+++ KUTIPAN TEKS

Konsep MSR berbeda secara fundamental dengan desain reaktor konvensional, karena fase materialnya adalah bahan bakar cair dan moderator padat. Kelebihan MSR disbanding reaktor nuklir kovensional adalah dari segi keselamatan yang bahan bakarnya dalam bentuk cair, karena penggunaan bahan bakar cair terjadinya nuclear meltdown atau kebocoran nuklir akibat bahan bakar nuklir yang sangat panas tidak didinginkan seperti pada kasus PLTN di Fukushima Daichi peluangnya menjadi hampir tidak mungkin terjadi karena bahan bakarnya sendiri sudah dalam bentuk lelehan (cair). MSR juga bersifat self-regulating, jika terjadi kenaikan suhu reaktor akan menurunkan reaksi fisi berantai, sehingga operasi reaktor akan kembali ke normal tanpa perlu adanya intervensi operator.

++++++
+++ DATA YANG DIBERIKAN

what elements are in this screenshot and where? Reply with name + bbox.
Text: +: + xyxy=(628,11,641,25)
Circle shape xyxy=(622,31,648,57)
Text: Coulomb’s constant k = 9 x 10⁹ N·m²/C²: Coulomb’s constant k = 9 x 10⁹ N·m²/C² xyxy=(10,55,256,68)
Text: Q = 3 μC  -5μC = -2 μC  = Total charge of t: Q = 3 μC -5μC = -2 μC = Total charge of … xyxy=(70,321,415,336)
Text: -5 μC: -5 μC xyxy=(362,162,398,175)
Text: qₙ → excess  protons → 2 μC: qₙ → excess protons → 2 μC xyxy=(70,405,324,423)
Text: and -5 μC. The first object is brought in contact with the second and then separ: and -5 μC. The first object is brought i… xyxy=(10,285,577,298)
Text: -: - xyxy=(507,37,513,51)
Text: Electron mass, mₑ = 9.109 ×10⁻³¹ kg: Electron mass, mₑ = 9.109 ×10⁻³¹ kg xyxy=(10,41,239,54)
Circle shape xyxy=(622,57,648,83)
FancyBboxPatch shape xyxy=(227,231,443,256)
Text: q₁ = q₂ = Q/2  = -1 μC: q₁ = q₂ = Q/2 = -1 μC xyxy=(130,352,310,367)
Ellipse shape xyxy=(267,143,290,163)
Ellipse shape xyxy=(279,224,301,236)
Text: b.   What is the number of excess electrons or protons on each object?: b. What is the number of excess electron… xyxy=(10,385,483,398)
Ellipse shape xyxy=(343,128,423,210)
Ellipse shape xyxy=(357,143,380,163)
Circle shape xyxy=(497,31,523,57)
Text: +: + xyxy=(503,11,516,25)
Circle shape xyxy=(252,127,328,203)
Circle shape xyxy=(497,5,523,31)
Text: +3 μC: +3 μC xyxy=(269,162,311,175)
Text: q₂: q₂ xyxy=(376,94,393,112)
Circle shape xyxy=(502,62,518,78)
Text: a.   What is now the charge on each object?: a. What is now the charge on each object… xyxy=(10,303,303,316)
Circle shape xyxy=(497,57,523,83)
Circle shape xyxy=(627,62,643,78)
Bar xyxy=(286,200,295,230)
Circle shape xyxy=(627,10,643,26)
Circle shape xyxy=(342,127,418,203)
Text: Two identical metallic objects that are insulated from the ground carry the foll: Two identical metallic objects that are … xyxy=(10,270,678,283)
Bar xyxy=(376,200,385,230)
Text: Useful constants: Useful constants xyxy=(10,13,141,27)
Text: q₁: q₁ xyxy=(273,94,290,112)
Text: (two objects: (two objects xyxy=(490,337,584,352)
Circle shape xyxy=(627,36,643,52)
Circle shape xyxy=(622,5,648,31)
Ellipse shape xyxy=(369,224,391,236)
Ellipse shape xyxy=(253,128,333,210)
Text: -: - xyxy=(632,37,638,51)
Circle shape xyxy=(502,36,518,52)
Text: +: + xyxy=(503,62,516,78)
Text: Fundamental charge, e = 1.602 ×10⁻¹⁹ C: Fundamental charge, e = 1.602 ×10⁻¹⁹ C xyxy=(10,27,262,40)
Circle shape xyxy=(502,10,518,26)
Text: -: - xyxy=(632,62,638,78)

++++++

→ TERAPKAN BACAAN:
A – Menurut kutipan tentang MSR, apa fase material bahan bakar dan moderator pada MSR?
B – Cetak bagian kutipan tentang MSR dari "Konsep MSR berbeda" sampai "adanya intervensi operator.".
Daftar itu adalah bahan tersendiri yang terpisah dari kutipan tentang MSR.

→ JAWABAN TUGAS:
A – Bahan bakarnya cair dan moderatornya padat.

B –
Konsep MSR berbeda secara fundamental dengan desain reaktor konvensional, karena fase materialnya adalah bahan bakar cair dan moderator padat. Kelebihan MSR disbanding reaktor nuklir kovensional adalah dari segi keselamatan yang bahan bakarnya dalam bentuk cair, karena penggunaan bahan bakar cair terjadinya nuclear meltdown atau kebocoran nuklir akibat bahan bakar nuklir yang sangat panas tidak didinginkan seperti pada kasus PLTN di Fukushima Daichi peluangnya menjadi hampir tidak mungkin terjadi karena bahan bakarnya sendiri sudah dalam bentuk lelehan (cair). MSR juga bersifat self-regulating, jika terjadi kenaikan suhu reaktor akan menurunkan reaksi fisi berantai, sehingga operasi reaktor akan kembali ke normal tanpa perlu adanya intervensi operator.